(Work to be completed) Omit every picture and return the rest of the data unaltered.

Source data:
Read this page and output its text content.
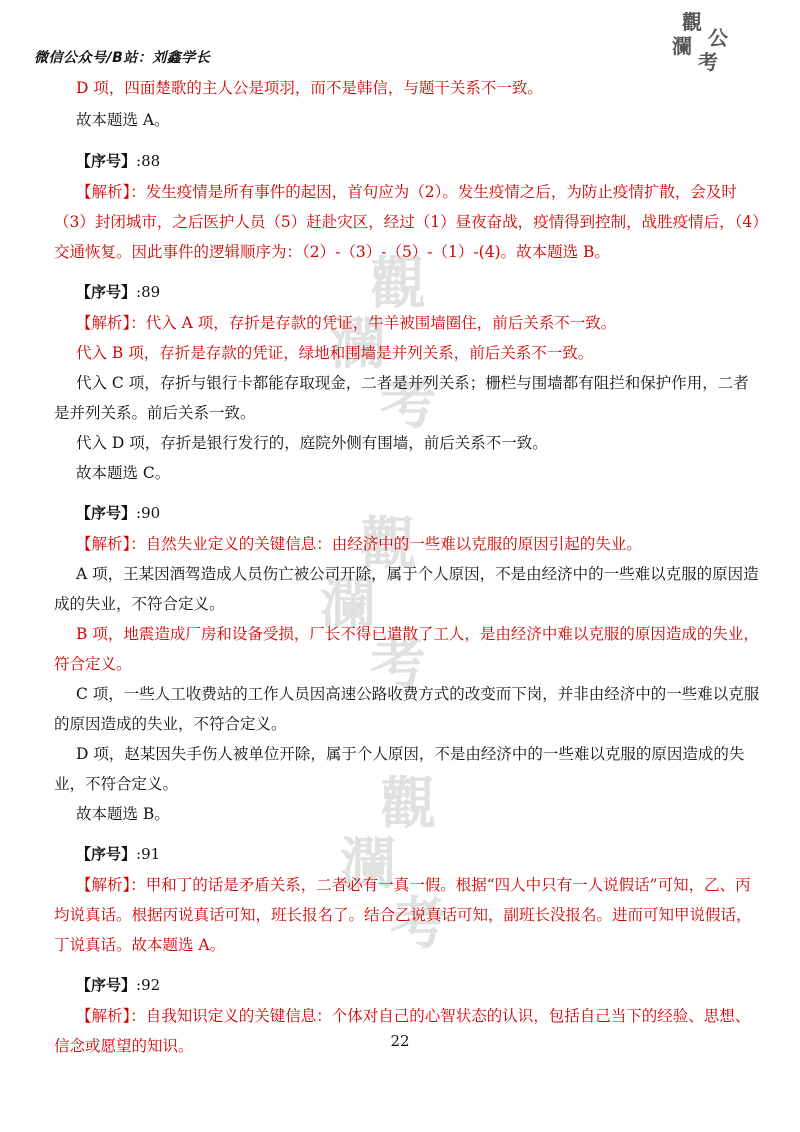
微信公众号/B站：刘鑫学长
觀
瀾 公
考
觀
瀾
考
觀
瀾
考
觀
瀾
考
D 项，四面楚歌的主人公是项羽，而不是韩信，与题干关系不一致。
故本题选 A。
【序号】:88
【解析】：发生疫情是所有事件的起因，首句应为（2）。发生疫情之后，为防止疫情扩散，会及时（3）封闭城市，之后医护人员（5）赶赴灾区，经过（1）昼夜奋战，疫情得到控制，战胜疫情后，（4）交通恢复。因此事件的逻辑顺序为：（2）-（3）-（5）-（1）-(4)。故本题选 B。
【序号】:89
【解析】：代入 A 项，存折是存款的凭证，牛羊被围墙圈住，前后关系不一致。
代入 B 项，存折是存款的凭证，绿地和围墙是并列关系，前后关系不一致。
代入 C 项，存折与银行卡都能存取现金，二者是并列关系；栅栏与围墙都有阻拦和保护作用，二者是并列关系。前后关系一致。
代入 D 项，存折是银行发行的，庭院外侧有围墙，前后关系不一致。
故本题选 C。
【序号】:90
【解析】：自然失业定义的关键信息：由经济中的一些难以克服的原因引起的失业。
A 项，王某因酒驾造成人员伤亡被公司开除，属于个人原因，不是由经济中的一些难以克服的原因造成的失业，不符合定义。
B 项，地震造成厂房和设备受损，厂长不得已遣散了工人，是由经济中难以克服的原因造成的失业，符合定义。
C 项，一些人工收费站的工作人员因高速公路收费方式的改变而下岗，并非由经济中的一些难以克服的原因造成的失业，不符合定义。
D 项，赵某因失手伤人被单位开除，属于个人原因，不是由经济中的一些难以克服的原因造成的失业，不符合定义。
故本题选 B。
【序号】:91
【解析】：甲和丁的话是矛盾关系，二者必有一真一假。根据“四人中只有一人说假话”可知，乙、丙均说真话。根据丙说真话可知，班长报名了。结合乙说真话可知，副班长没报名。进而可知甲说假话，丁说真话。故本题选 A。
【序号】:92
【解析】：自我知识定义的关键信息：个体对自己的心智状态的认识，包括自己当下的经验、思想、信念或愿望的知识。	22
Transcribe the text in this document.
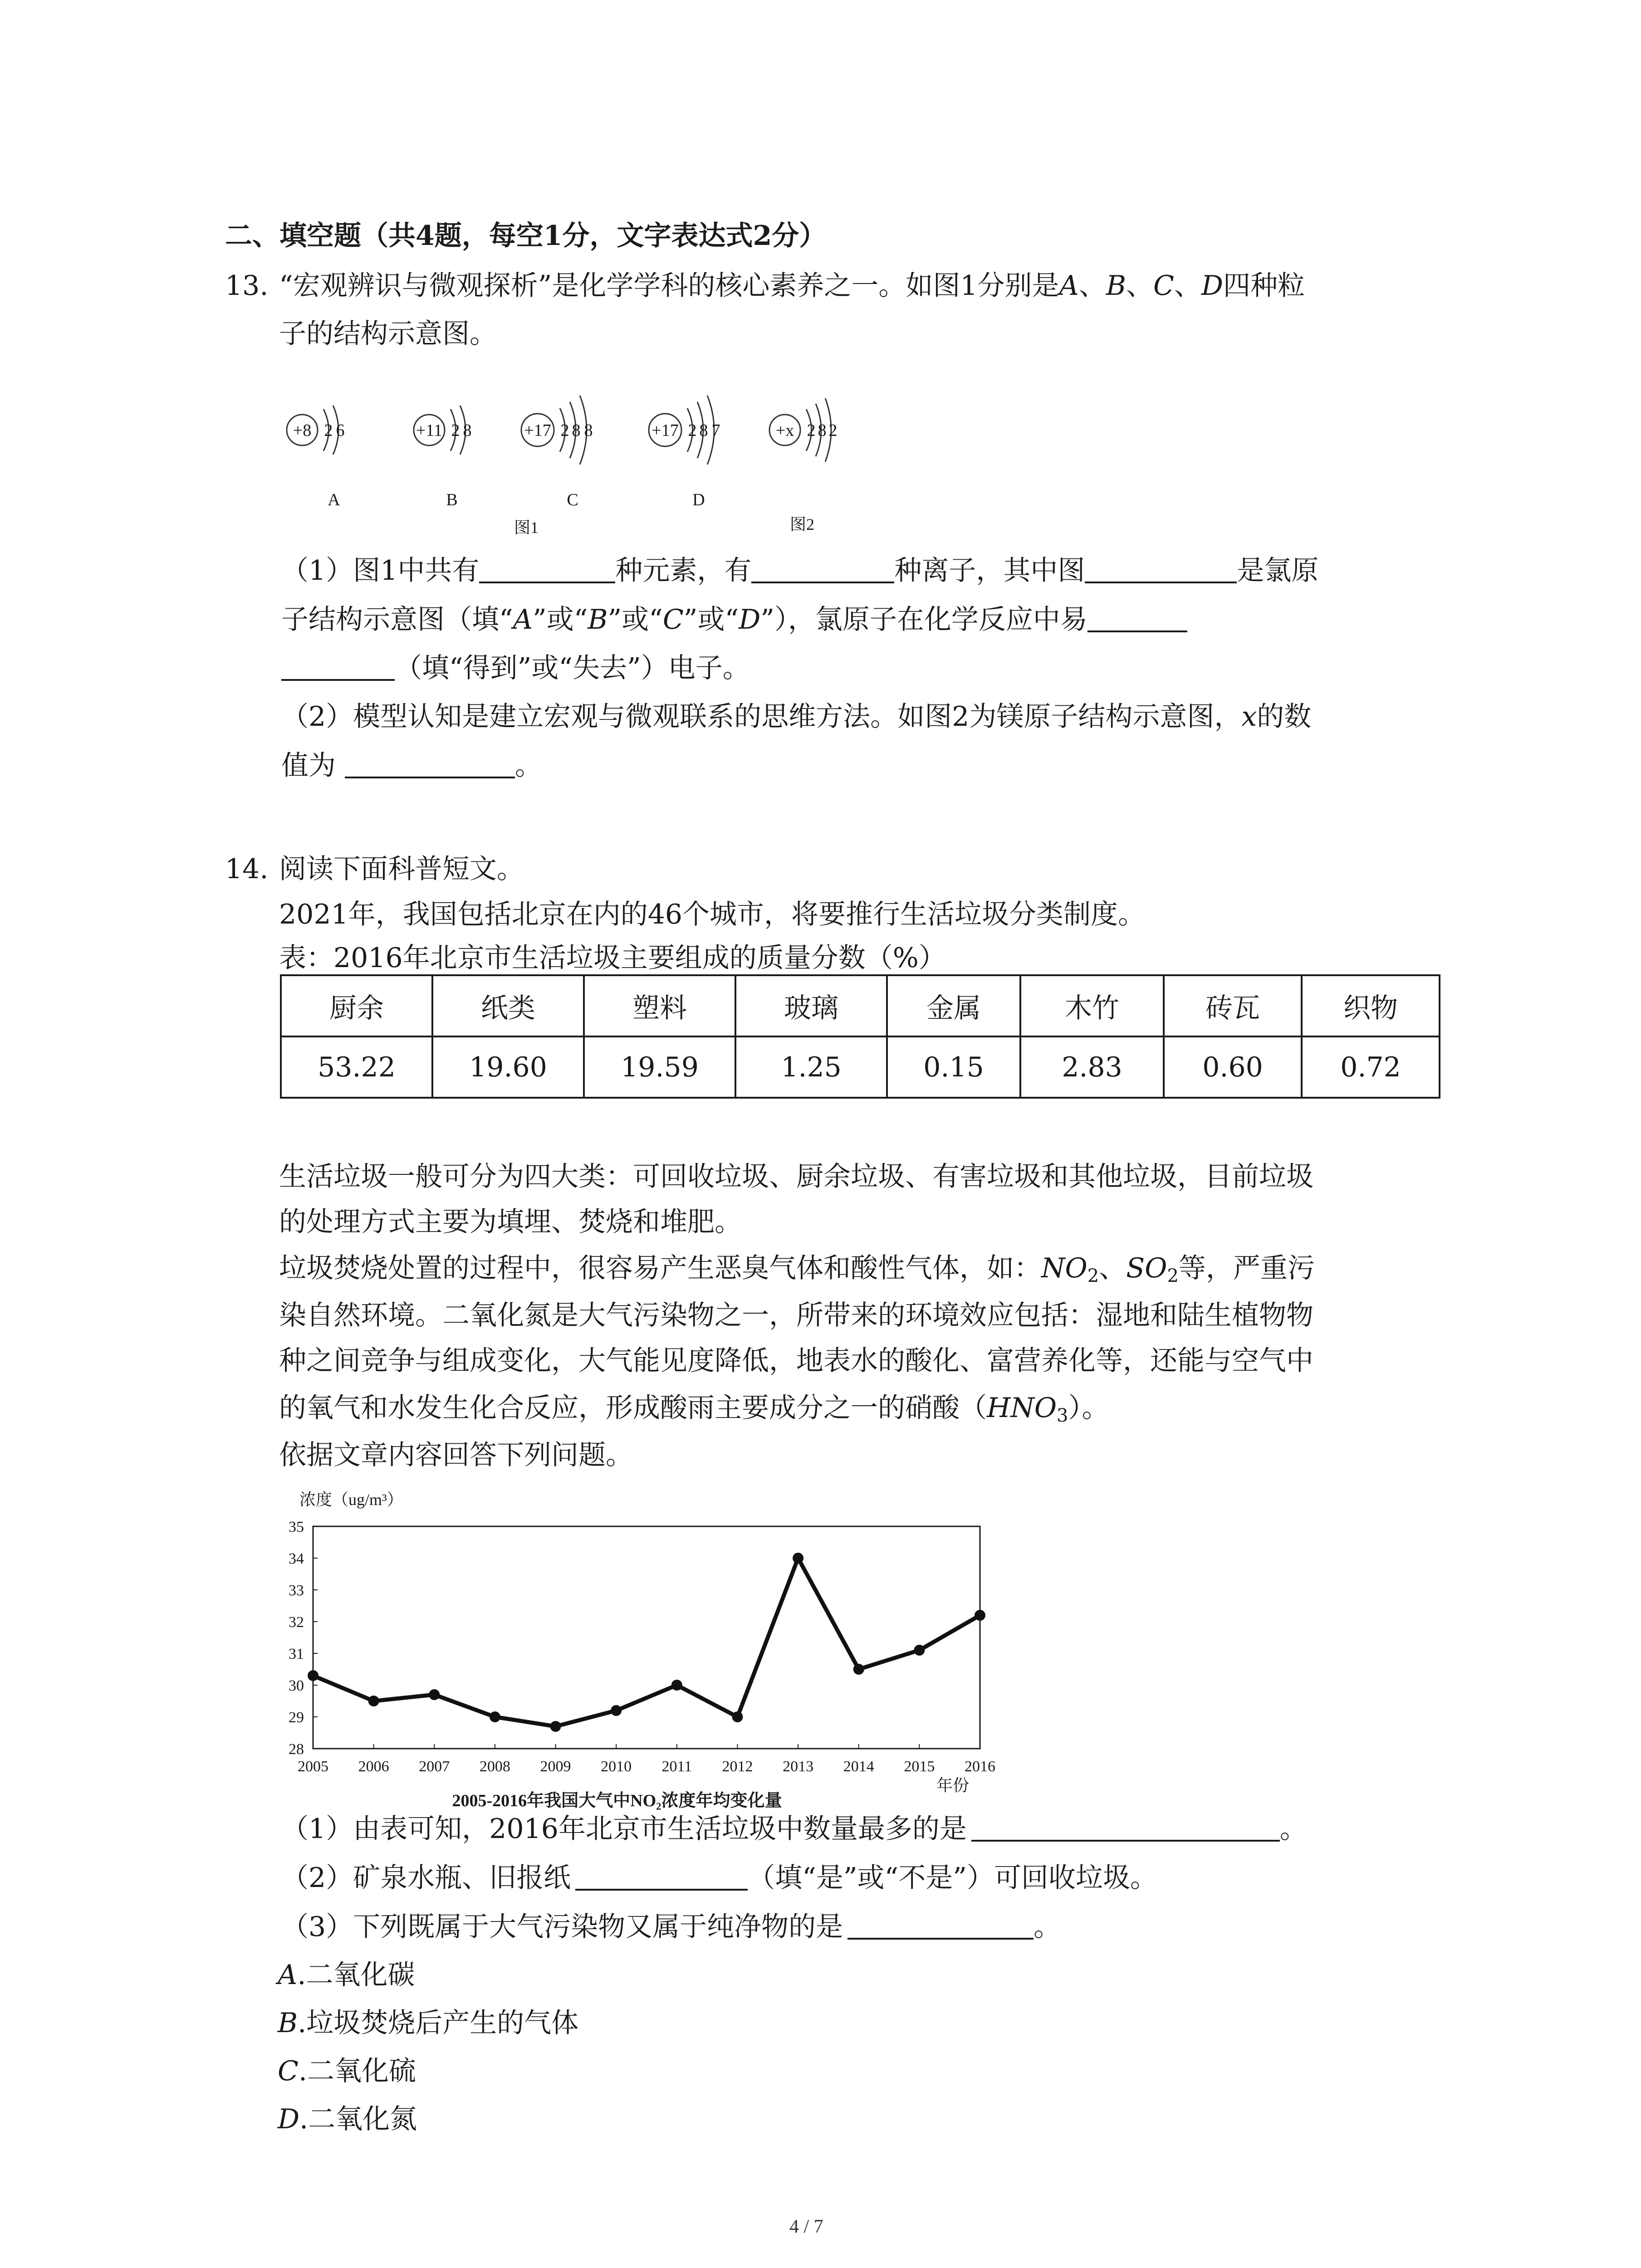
二、填空题（共4题，每空1分，文字表达式2分）
13. “宏观辨识与微观探析”是化学学科的核心素养之一。如图1分别是A、B、C、D四种粒
子的结构示意图。
+8 2 6	+11 2 8	+17 2 8 8	+17 2 8 7	+x 2 8 2
A	B	C	D
图1	图2
（1）图1中共有	种元素，有	种离子，其中图	是氯原
子结构示意图（填“A”或“B”或“C”或“D”），氯原子在化学反应中易
（填“得到”或“失去”）电子。
（2）模型认知是建立宏观与微观联系的思维方法。如图2为镁原子结构示意图，x的数
值为	。
14. 阅读下面科普短文。
2021年，我国包括北京在内的46个城市，将要推行生活垃圾分类制度。
表：2016年北京市生活垃圾主要组成的质量分数（%）
厨余	纸类	塑料	玻璃	金属	木竹	砖瓦	织物
53.22	19.60	19.59	1.25	0.15	2.83	0.60	0.72
生活垃圾一般可分为四大类：可回收垃圾、厨余垃圾、有害垃圾和其他垃圾，目前垃圾
的处理方式主要为填埋、焚烧和堆肥。
垃圾焚烧处置的过程中，很容易产生恶臭气体和酸性气体，如：$NO_2$、$SO_2$等，严重污
染自然环境。二氧化氮是大气污染物之一，所带来的环境效应包括：湿地和陆生植物物
种之间竞争与组成变化，大气能见度降低，地表水的酸化、富营养化等，还能与空气中
的氧气和水发生化合反应，形成酸雨主要成分之一的硝酸$(HNO_3)$。
依据文章内容回答下列问题。
浓度（ug/m³）
28
29
30
31
32
33
34
35
2005 2006 2007 2008 2009 2010 2011 2012 2013 2014 2015 2016
年份
2005-2016年我国大气中NO₂浓度年均变化量
（1）由表可知，2016年北京市生活垃圾中数量最多的是	。
（2）矿泉水瓶、旧报纸	（填“是”或“不是”）可回收垃圾。
（3）下列既属于大气污染物又属于纯净物的是	。
A.二氧化碳
B.垃圾焚烧后产生的气体
C.二氧化硫
D.二氧化氮
4 / 7
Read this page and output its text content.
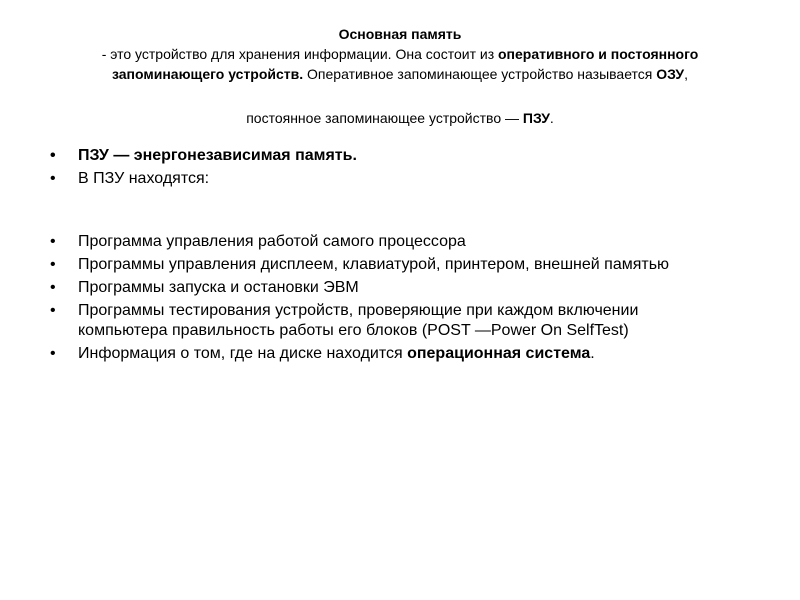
Основная память
- это устройство для хранения информации. Она состоит из оперативного и постоянного
запоминающего устройств. Оперативное запоминающее устройство называется ОЗУ,
постоянное запоминающее устройство — ПЗУ.
• ПЗУ — энергонезависимая память.
• В ПЗУ находятся:
• Программа управления работой самого процессора
• Программы управления дисплеем, клавиатурой, принтером, внешней памятью
• Программы запуска и остановки ЭВМ
• Программы тестирования устройств, проверяющие при каждом включении
компьютера правильность работы его блоков (POST —Power On SelfTest)
• Информация о том, где на диске находится операционная система.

(Result of this exercise)
Read this page and output its text content.
微信公众号/B站：刘鑫学长
觀
瀾 公
考
觀
瀾
考
觀
瀾
考
觀
瀾
考
D 项，四面楚歌的主人公是项羽，而不是韩信，与题干关系不一致。
故本题选 A。
【序号】:88
【解析】：发生疫情是所有事件的起因，首句应为（2）。发生疫情之后，为防止疫情扩散，会及时（3）封闭城市，之后医护人员（5）赶赴灾区，经过（1）昼夜奋战，疫情得到控制，战胜疫情后，（4）交通恢复。因此事件的逻辑顺序为：（2）-（3）-（5）-（1）-(4)。故本题选 B。
【序号】:89
【解析】：代入 A 项，存折是存款的凭证，牛羊被围墙圈住，前后关系不一致。
代入 B 项，存折是存款的凭证，绿地和围墙是并列关系，前后关系不一致。
代入 C 项，存折与银行卡都能存取现金，二者是并列关系；栅栏与围墙都有阻拦和保护作用，二者是并列关系。前后关系一致。
代入 D 项，存折是银行发行的，庭院外侧有围墙，前后关系不一致。
故本题选 C。
【序号】:90
【解析】：自然失业定义的关键信息：由经济中的一些难以克服的原因引起的失业。
A 项，王某因酒驾造成人员伤亡被公司开除，属于个人原因，不是由经济中的一些难以克服的原因造成的失业，不符合定义。
B 项，地震造成厂房和设备受损，厂长不得已遣散了工人，是由经济中难以克服的原因造成的失业，符合定义。
C 项，一些人工收费站的工作人员因高速公路收费方式的改变而下岗，并非由经济中的一些难以克服的原因造成的失业，不符合定义。
D 项，赵某因失手伤人被单位开除，属于个人原因，不是由经济中的一些难以克服的原因造成的失业，不符合定义。
故本题选 B。
【序号】:91
【解析】：甲和丁的话是矛盾关系，二者必有一真一假。根据“四人中只有一人说假话”可知，乙、丙均说真话。根据丙说真话可知，班长报名了。结合乙说真话可知，副班长没报名。进而可知甲说假话，丁说真话。故本题选 A。
【序号】:92
【解析】：自我知识定义的关键信息：个体对自己的心智状态的认识，包括自己当下的经验、思想、信念或愿望的知识。	22
Transcribe the text in this document.
二、填空题（共4题，每空1分，文字表达式2分）
13. “宏观辨识与微观探析”是化学学科的核心素养之一。如图1分别是A、B、C、D四种粒
子的结构示意图。
+8 2 6	+11 2 8	+17 2 8 8	+17 2 8 7	+x 2 8 2
A	B	C	D
图1	图2
（1）图1中共有	种元素，有	种离子，其中图	是氯原
子结构示意图（填“A”或“B”或“C”或“D”），氯原子在化学反应中易
（填“得到”或“失去”）电子。
（2）模型认知是建立宏观与微观联系的思维方法。如图2为镁原子结构示意图，x的数
值为	。
14. 阅读下面科普短文。
2021年，我国包括北京在内的46个城市，将要推行生活垃圾分类制度。
表：2016年北京市生活垃圾主要组成的质量分数（%）
厨余	纸类	塑料	玻璃	金属	木竹	砖瓦	织物
53.22	19.60	19.59	1.25	0.15	2.83	0.60	0.72
生活垃圾一般可分为四大类：可回收垃圾、厨余垃圾、有害垃圾和其他垃圾，目前垃圾
的处理方式主要为填埋、焚烧和堆肥。
垃圾焚烧处置的过程中，很容易产生恶臭气体和酸性气体，如：$NO_2$、$SO_2$等，严重污
染自然环境。二氧化氮是大气污染物之一，所带来的环境效应包括：湿地和陆生植物物
种之间竞争与组成变化，大气能见度降低，地表水的酸化、富营养化等，还能与空气中
的氧气和水发生化合反应，形成酸雨主要成分之一的硝酸$(HNO_3)$。
依据文章内容回答下列问题。
浓度（ug/m³）
28
29
30
31
32
33
34
35
2005 2006 2007 2008 2009 2010 2011 2012 2013 2014 2015 2016
年份
2005-2016年我国大气中NO₂浓度年均变化量
（1）由表可知，2016年北京市生活垃圾中数量最多的是	。
（2）矿泉水瓶、旧报纸	（填“是”或“不是”）可回收垃圾。
（3）下列既属于大气污染物又属于纯净物的是	。
A.二氧化碳
B.垃圾焚烧后产生的气体
C.二氧化硫
D.二氧化氮
4 / 7
Read this page and output its text content.
Основная память
- это устройство для хранения информации. Она состоит из оперативного и постоянного
запоминающего устройств. Оперативное запоминающее устройство называется ОЗУ,
постоянное запоминающее устройство — ПЗУ.
• ПЗУ — энергонезависимая память.
• В ПЗУ находятся:
• Программа управления работой самого процессора
• Программы управления дисплеем, клавиатурой, принтером, внешней памятью
• Программы запуска и остановки ЭВМ
• Программы тестирования устройств, проверяющие при каждом включении
компьютера правильность работы его блоков (POST —Power On SelfTest)
• Информация о том, где на диске находится операционная система.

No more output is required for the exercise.